__What you should do__
Collect every line of the records below that contains the word "color".
::::::::
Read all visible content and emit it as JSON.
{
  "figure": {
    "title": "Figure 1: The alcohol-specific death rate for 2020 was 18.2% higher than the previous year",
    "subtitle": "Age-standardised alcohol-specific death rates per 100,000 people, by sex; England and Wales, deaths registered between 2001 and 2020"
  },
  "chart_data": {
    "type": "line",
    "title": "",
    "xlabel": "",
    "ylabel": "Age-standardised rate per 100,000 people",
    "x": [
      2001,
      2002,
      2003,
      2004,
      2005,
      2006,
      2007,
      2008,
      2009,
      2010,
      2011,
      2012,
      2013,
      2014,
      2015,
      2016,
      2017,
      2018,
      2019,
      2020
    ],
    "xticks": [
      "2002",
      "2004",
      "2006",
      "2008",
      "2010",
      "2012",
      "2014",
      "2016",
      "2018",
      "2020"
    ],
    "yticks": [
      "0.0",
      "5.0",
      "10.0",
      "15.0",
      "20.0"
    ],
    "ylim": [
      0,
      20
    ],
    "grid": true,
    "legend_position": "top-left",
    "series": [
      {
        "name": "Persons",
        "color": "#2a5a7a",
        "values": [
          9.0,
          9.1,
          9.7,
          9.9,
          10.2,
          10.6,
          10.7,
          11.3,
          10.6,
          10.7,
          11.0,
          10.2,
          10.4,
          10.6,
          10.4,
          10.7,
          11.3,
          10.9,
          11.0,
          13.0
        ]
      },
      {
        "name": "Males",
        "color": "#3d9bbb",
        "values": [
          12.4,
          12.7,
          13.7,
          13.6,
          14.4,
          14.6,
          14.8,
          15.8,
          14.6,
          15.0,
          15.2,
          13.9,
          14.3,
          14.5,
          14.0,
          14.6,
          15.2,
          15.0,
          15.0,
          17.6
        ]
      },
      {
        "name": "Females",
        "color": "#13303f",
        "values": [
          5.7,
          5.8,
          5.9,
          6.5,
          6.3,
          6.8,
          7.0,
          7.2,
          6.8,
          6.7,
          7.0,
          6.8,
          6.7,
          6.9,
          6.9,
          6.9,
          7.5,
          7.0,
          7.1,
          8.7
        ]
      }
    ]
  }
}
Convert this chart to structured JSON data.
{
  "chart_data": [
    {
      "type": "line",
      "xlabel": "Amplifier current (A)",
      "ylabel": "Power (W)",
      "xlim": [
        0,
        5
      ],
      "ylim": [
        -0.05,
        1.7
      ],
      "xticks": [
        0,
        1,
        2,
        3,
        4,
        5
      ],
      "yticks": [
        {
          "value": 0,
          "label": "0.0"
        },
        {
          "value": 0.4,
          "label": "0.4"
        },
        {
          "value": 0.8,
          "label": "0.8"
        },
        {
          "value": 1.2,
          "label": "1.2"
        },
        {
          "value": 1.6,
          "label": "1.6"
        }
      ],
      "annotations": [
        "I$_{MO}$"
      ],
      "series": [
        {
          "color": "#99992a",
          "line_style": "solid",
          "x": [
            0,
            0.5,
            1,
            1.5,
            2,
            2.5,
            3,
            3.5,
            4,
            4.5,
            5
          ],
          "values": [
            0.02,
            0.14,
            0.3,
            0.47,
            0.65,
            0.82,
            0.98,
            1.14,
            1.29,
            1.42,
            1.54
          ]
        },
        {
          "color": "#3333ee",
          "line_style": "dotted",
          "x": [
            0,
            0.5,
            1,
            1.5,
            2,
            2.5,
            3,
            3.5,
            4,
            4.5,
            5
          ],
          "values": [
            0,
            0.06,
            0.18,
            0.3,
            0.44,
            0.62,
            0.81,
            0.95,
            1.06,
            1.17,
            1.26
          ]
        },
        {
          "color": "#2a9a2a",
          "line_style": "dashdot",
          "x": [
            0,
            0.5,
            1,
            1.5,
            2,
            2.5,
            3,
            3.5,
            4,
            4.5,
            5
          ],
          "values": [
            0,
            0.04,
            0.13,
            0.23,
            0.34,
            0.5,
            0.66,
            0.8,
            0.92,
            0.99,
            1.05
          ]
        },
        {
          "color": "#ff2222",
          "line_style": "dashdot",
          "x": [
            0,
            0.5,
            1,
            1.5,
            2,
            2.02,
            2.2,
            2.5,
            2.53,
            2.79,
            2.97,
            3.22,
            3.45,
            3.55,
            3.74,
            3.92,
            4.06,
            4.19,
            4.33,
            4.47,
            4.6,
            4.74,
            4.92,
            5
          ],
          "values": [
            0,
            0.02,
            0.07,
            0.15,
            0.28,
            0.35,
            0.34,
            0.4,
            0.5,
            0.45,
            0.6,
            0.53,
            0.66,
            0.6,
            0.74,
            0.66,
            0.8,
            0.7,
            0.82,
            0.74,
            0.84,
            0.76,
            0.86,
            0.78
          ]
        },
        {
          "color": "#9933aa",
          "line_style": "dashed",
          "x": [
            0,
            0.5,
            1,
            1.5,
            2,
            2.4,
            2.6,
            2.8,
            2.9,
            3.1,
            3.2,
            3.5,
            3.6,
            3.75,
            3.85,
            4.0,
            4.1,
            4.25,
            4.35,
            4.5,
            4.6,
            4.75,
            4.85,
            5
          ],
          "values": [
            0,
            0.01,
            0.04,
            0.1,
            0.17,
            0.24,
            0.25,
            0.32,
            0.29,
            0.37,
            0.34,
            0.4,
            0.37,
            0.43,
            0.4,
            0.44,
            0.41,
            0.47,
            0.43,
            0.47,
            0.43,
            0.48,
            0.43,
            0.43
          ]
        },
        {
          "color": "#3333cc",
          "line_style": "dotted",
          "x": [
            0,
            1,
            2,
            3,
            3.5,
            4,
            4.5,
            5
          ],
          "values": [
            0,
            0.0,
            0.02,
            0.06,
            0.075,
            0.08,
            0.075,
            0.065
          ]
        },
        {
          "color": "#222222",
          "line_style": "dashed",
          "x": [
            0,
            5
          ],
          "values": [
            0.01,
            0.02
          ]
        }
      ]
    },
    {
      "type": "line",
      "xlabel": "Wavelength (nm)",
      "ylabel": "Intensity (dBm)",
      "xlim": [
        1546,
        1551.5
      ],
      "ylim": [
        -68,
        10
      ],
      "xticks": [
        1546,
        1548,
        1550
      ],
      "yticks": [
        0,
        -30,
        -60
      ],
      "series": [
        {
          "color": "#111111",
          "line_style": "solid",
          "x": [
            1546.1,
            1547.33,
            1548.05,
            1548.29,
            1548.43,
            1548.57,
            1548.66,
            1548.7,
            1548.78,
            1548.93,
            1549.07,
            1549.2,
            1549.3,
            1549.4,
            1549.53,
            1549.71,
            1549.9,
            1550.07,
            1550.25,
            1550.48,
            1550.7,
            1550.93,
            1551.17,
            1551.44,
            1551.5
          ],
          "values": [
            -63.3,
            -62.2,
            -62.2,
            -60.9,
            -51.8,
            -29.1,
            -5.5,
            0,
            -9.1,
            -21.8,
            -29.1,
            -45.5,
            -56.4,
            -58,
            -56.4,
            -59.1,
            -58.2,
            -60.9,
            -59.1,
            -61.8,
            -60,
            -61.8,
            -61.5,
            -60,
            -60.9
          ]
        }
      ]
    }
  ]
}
::::::::
__Full answer__
        "color": "#2a5a7a",
        "color": "#3d9bbb",
        "color": "#13303f",
          "color": "#99992a",
          "color": "#3333ee",
          "color": "#2a9a2a",
          "color": "#ff2222",
          "color": "#9933aa",
          "color": "#3333cc",
          "color": "#222222",
          "color": "#111111",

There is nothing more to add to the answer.